What to produce: From the entries that follow, extract each line holding the string "года".

Data provided:

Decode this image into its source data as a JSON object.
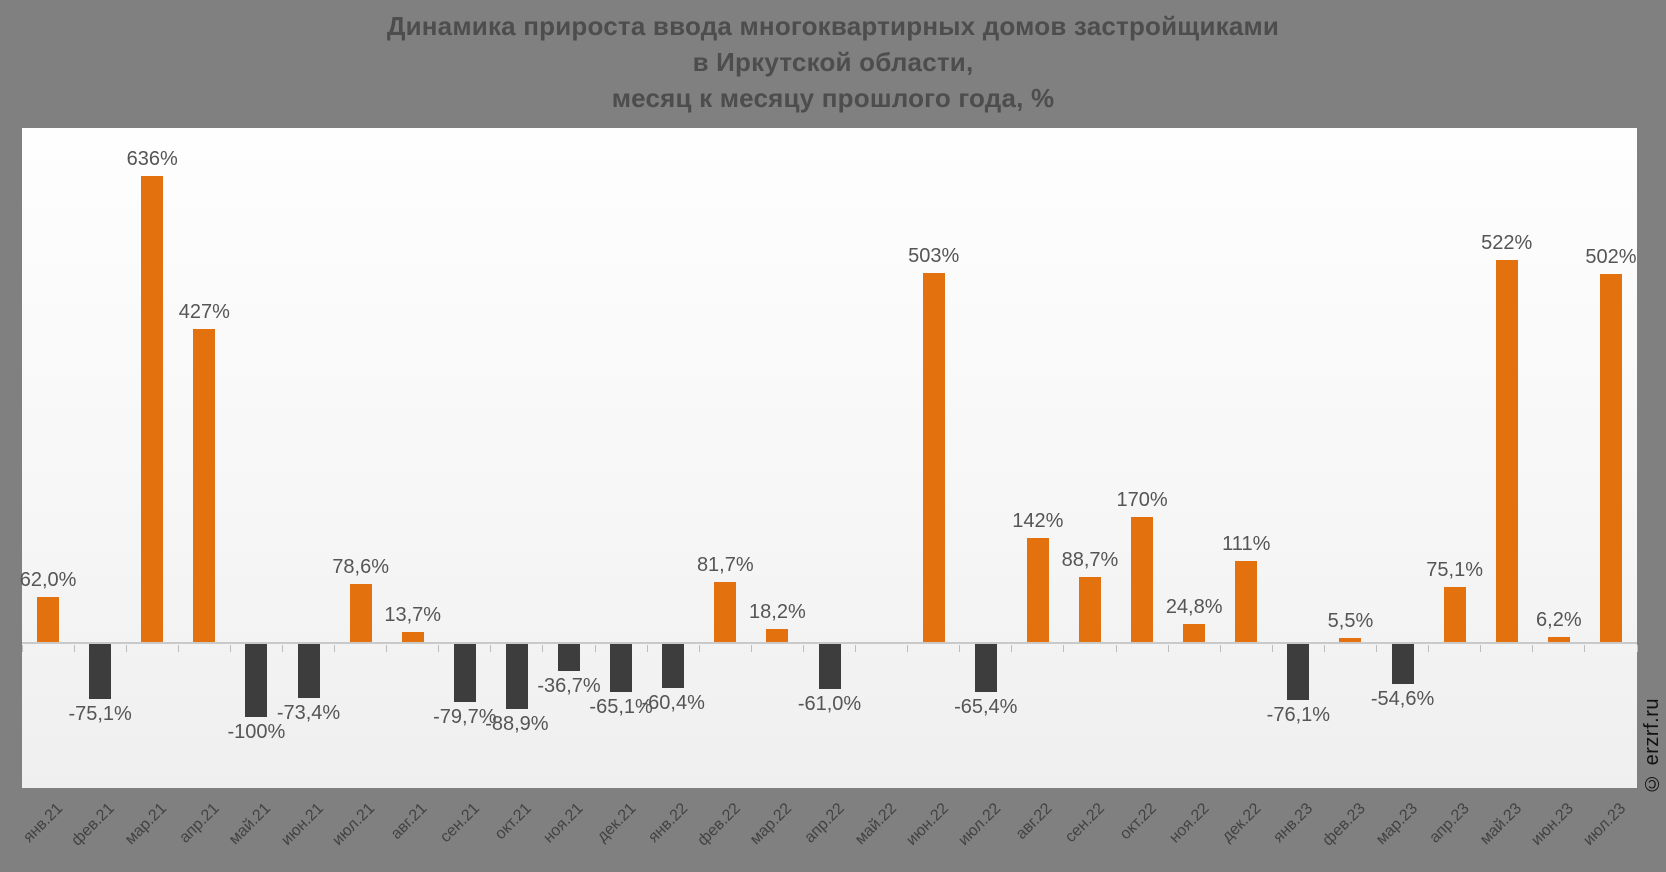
{
  "watermark": "© erzrf.ru",
  "chart_data": {
    "type": "bar",
    "title": "Динамика прироста ввода многоквартирных домов застройщиками в Иркутской области, месяц к месяцу прошлого года, %",
    "title_lines": [
      "Динамика прироста ввода многоквартирных домов застройщиками",
      "в Иркутской области,",
      "месяц к месяцу прошлого года, %"
    ],
    "unit": "%",
    "xlabel": "",
    "ylabel": "",
    "ylim": [
      -200,
      700
    ],
    "grid": false,
    "legend": false,
    "categories": [
      "янв.21",
      "фев.21",
      "мар.21",
      "апр.21",
      "май.21",
      "июн.21",
      "июл.21",
      "авг.21",
      "сен.21",
      "окт.21",
      "ноя.21",
      "дек.21",
      "янв.22",
      "фев.22",
      "мар.22",
      "апр.22",
      "май.22",
      "июн.22",
      "июл.22",
      "авг.22",
      "сен.22",
      "окт.22",
      "ноя.22",
      "дек.22",
      "янв.23",
      "фев.23",
      "мар.23",
      "апр.23",
      "май.23",
      "июн.23",
      "июл.23"
    ],
    "values": [
      62.0,
      -75.1,
      636,
      427,
      -100,
      -73.4,
      78.6,
      13.7,
      -79.7,
      -88.9,
      -36.7,
      -65.1,
      -60.4,
      81.7,
      18.2,
      -61.0,
      null,
      503,
      -65.4,
      142,
      88.7,
      170,
      24.8,
      111,
      -76.1,
      5.5,
      -54.6,
      75.1,
      522,
      6.2,
      502
    ],
    "value_labels": [
      "62,0%",
      "-75,1%",
      "636%",
      "427%",
      "-100%",
      "-73,4%",
      "78,6%",
      "13,7%",
      "-79,7%",
      "-88,9%",
      "-36,7%",
      "-65,1%",
      "-60,4%",
      "81,7%",
      "18,2%",
      "-61,0%",
      "",
      "503%",
      "-65,4%",
      "142%",
      "88,7%",
      "170%",
      "24,8%",
      "111%",
      "-76,1%",
      "5,5%",
      "-54,6%",
      "75,1%",
      "522%",
      "6,2%",
      "502%"
    ],
    "colors": {
      "positive_bar": "#e2710e",
      "negative_bar": "#3d3d3d",
      "axis": "#c9c9c9",
      "page_background": "#808080",
      "panel_background": "#f7f7f7",
      "value_text": "#555555",
      "title_text": "#4d4d4d",
      "tick_label_text": "#424242",
      "watermark_text": "#111111"
    }
  }
}
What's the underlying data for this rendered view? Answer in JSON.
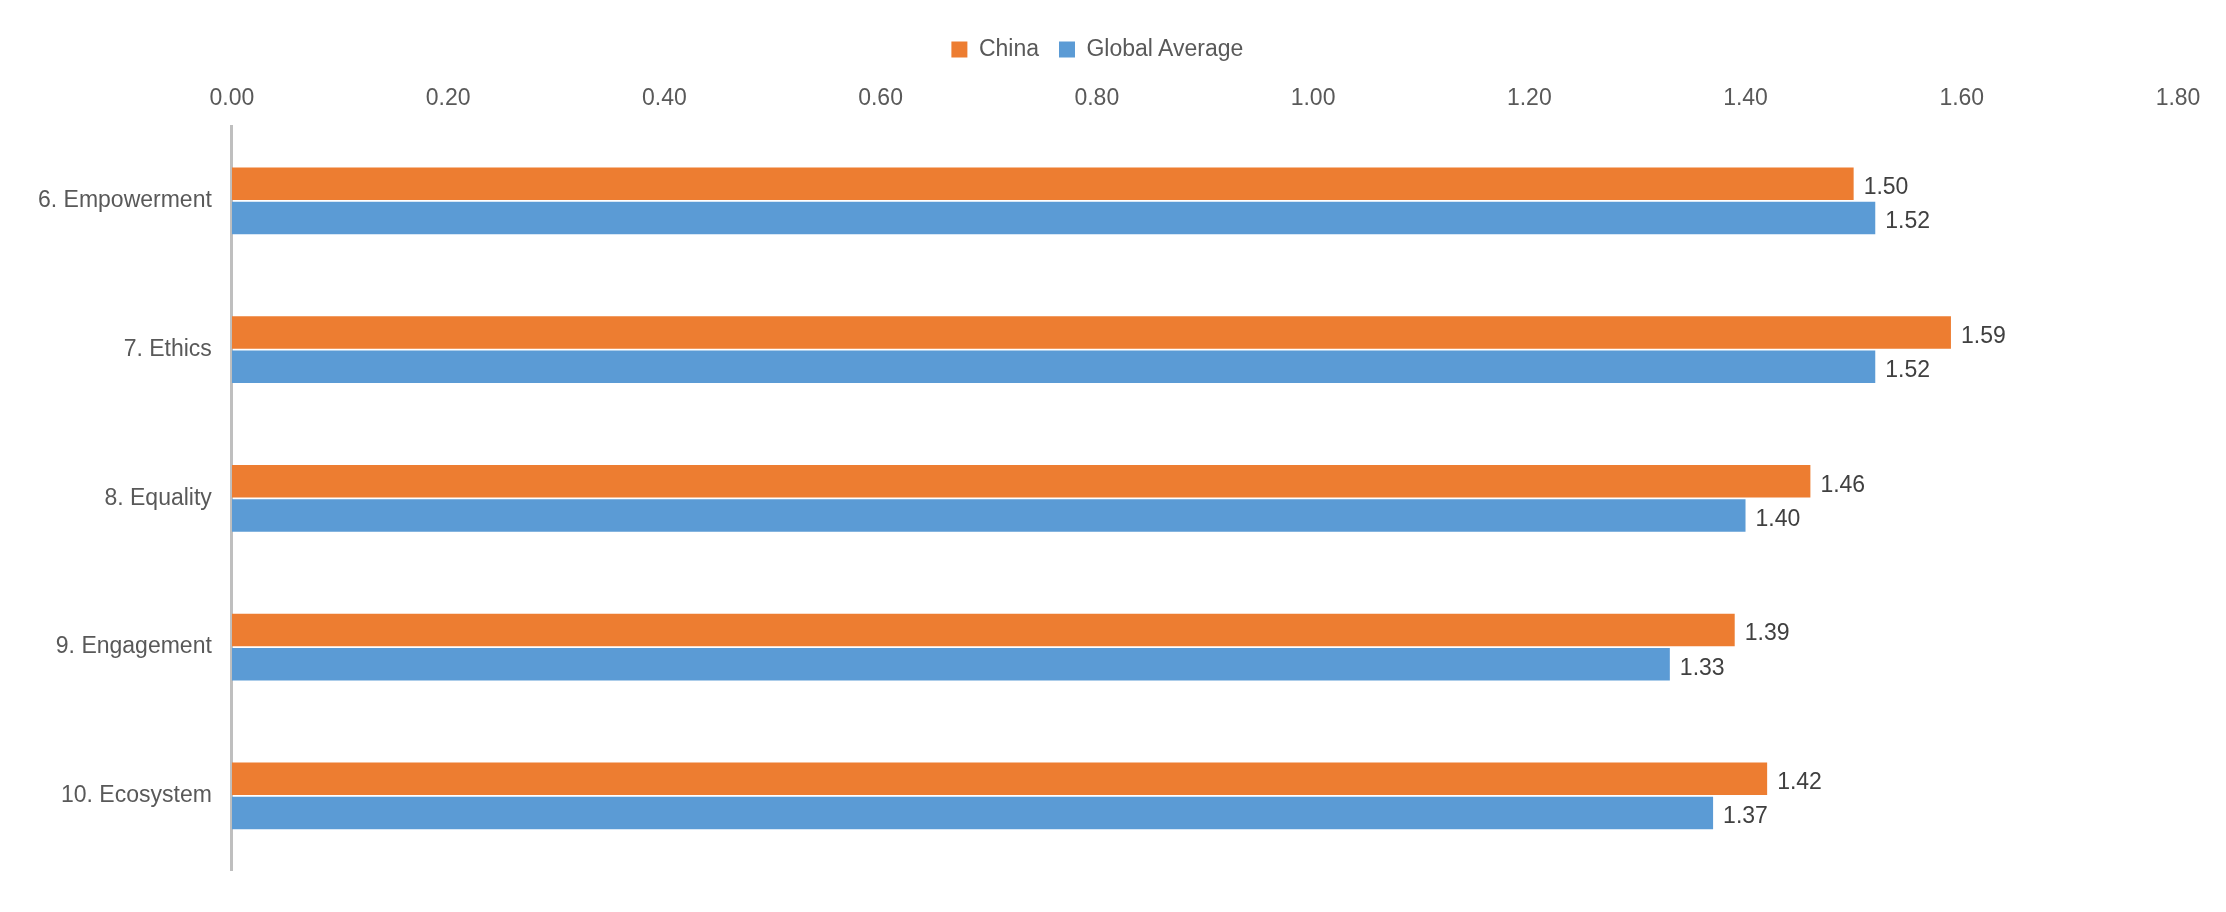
{
  "chart_data": {
    "type": "bar",
    "orientation": "horizontal",
    "categories": [
      "6. Empowerment",
      "7. Ethics",
      "8. Equality",
      "9. Engagement",
      "10. Ecosystem"
    ],
    "series": [
      {
        "name": "China",
        "color": "#ed7d31",
        "values": [
          1.5,
          1.59,
          1.46,
          1.39,
          1.42
        ],
        "value_labels": [
          "1.50",
          "1.59",
          "1.46",
          "1.39",
          "1.42"
        ]
      },
      {
        "name": "Global Average",
        "color": "#5b9bd5",
        "values": [
          1.52,
          1.52,
          1.4,
          1.33,
          1.37
        ],
        "value_labels": [
          "1.52",
          "1.52",
          "1.40",
          "1.33",
          "1.37"
        ]
      }
    ],
    "xlim": [
      0,
      1.8
    ],
    "xticks": [
      {
        "value": 0,
        "label": "0.00"
      },
      {
        "value": 0.2,
        "label": "0.20"
      },
      {
        "value": 0.4,
        "label": "0.40"
      },
      {
        "value": 0.6,
        "label": "0.60"
      },
      {
        "value": 0.8,
        "label": "0.80"
      },
      {
        "value": 1,
        "label": "1.00"
      },
      {
        "value": 1.2,
        "label": "1.20"
      },
      {
        "value": 1.4,
        "label": "1.40"
      },
      {
        "value": 1.6,
        "label": "1.60"
      },
      {
        "value": 1.8,
        "label": "1.80"
      }
    ],
    "grid": false,
    "legend": "top"
  }
}
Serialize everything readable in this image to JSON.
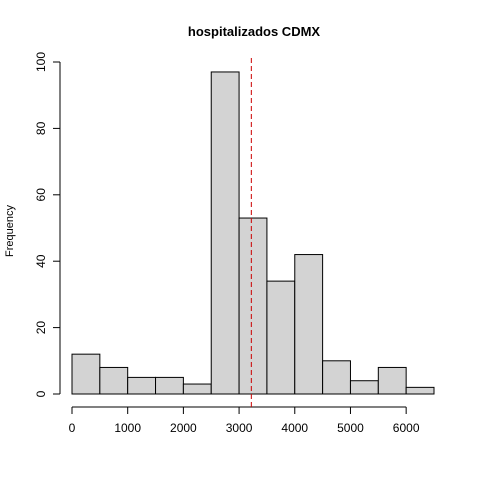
{
  "chart_data": {
    "type": "bar",
    "subtype": "histogram",
    "title": "hospitalizados CDMX",
    "xlabel": "",
    "ylabel": "Frequency",
    "bin_edges": [
      0,
      500,
      1000,
      1500,
      2000,
      2500,
      3000,
      3500,
      4000,
      4500,
      5000,
      5500,
      6000,
      6500
    ],
    "values": [
      12,
      8,
      5,
      5,
      3,
      97,
      53,
      34,
      42,
      10,
      4,
      8,
      2
    ],
    "xticks": [
      0,
      1000,
      2000,
      3000,
      4000,
      5000,
      6000
    ],
    "yticks": [
      0,
      20,
      40,
      60,
      80,
      100
    ],
    "xlim": [
      0,
      6500
    ],
    "ylim": [
      0,
      100
    ],
    "grid": false,
    "legend": "none",
    "reference_line": {
      "x": 3220,
      "style": "dashed"
    },
    "colors": {
      "bar_fill": "#d3d3d3",
      "bar_stroke": "#000000",
      "reference_line": "#cc0000"
    }
  }
}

Output for this exercise:
    "title": "Динамика прироста ввода многоквартирных домов застройщиками в Иркутской области, месяц к месяцу прошлого года, %",
      "месяц к месяцу прошлого года, %"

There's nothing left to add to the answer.